### Available data
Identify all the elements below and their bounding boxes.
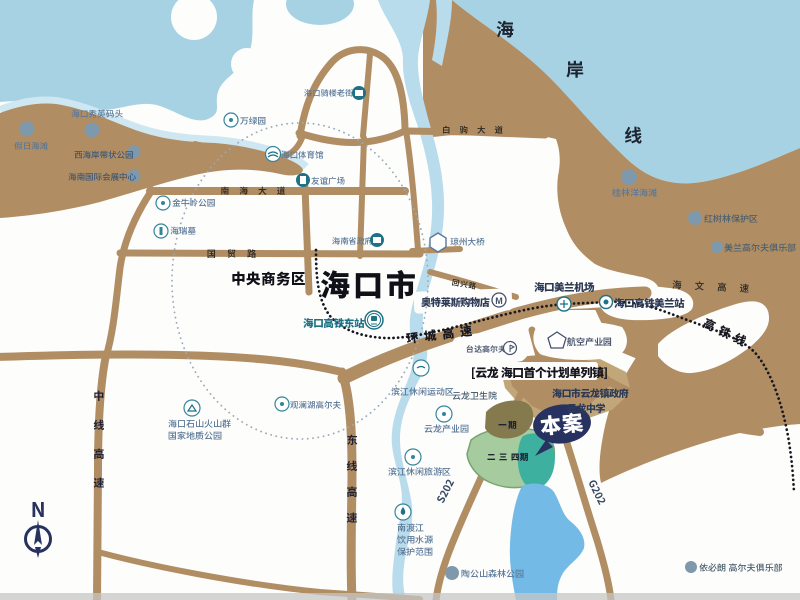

--

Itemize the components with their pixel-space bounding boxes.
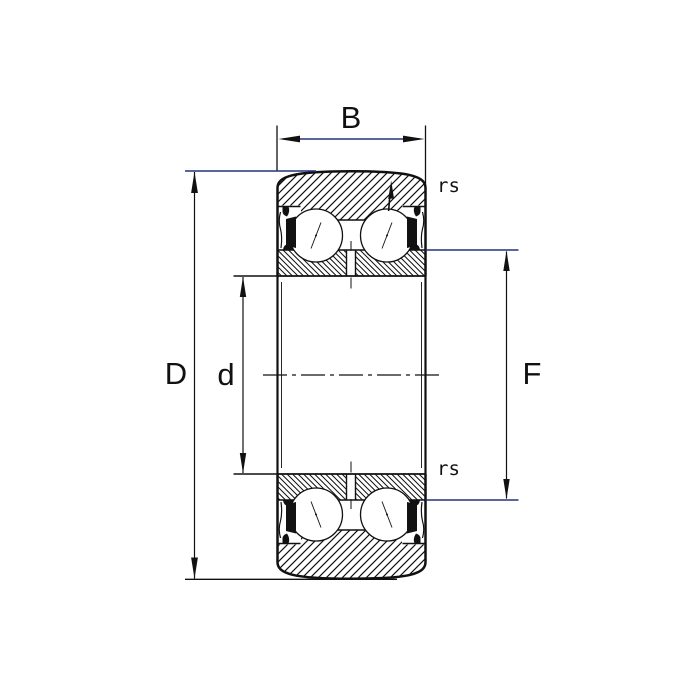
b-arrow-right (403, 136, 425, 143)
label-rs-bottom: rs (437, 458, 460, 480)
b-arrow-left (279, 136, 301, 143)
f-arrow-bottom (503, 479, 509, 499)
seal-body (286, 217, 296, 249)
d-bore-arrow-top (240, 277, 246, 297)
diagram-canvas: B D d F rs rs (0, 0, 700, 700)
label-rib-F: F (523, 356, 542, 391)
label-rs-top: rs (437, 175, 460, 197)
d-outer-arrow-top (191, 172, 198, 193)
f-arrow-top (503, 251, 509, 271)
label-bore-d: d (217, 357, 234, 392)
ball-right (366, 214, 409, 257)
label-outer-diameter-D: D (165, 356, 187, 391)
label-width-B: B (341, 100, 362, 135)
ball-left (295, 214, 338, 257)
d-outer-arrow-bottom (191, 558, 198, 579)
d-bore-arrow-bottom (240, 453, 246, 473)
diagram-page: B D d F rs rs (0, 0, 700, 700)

### Stated task
Reproduce word for word every line from the one containing "Itemize the components" up to and including the one containing "label-rib-F: F (523, 356, 542, 391)". Omit the picture from your copy.

### Correct output
Itemize the components with their pixel-space bounding boxes.
b-arrow-right (403, 136, 425, 143)
label-rs-bottom: rs (437, 458, 460, 480)
b-arrow-left (279, 136, 301, 143)
f-arrow-bottom (503, 479, 509, 499)
seal-body (286, 217, 296, 249)
d-bore-arrow-top (240, 277, 246, 297)
diagram-canvas: B D d F rs rs (0, 0, 700, 700)
label-rib-F: F (523, 356, 542, 391)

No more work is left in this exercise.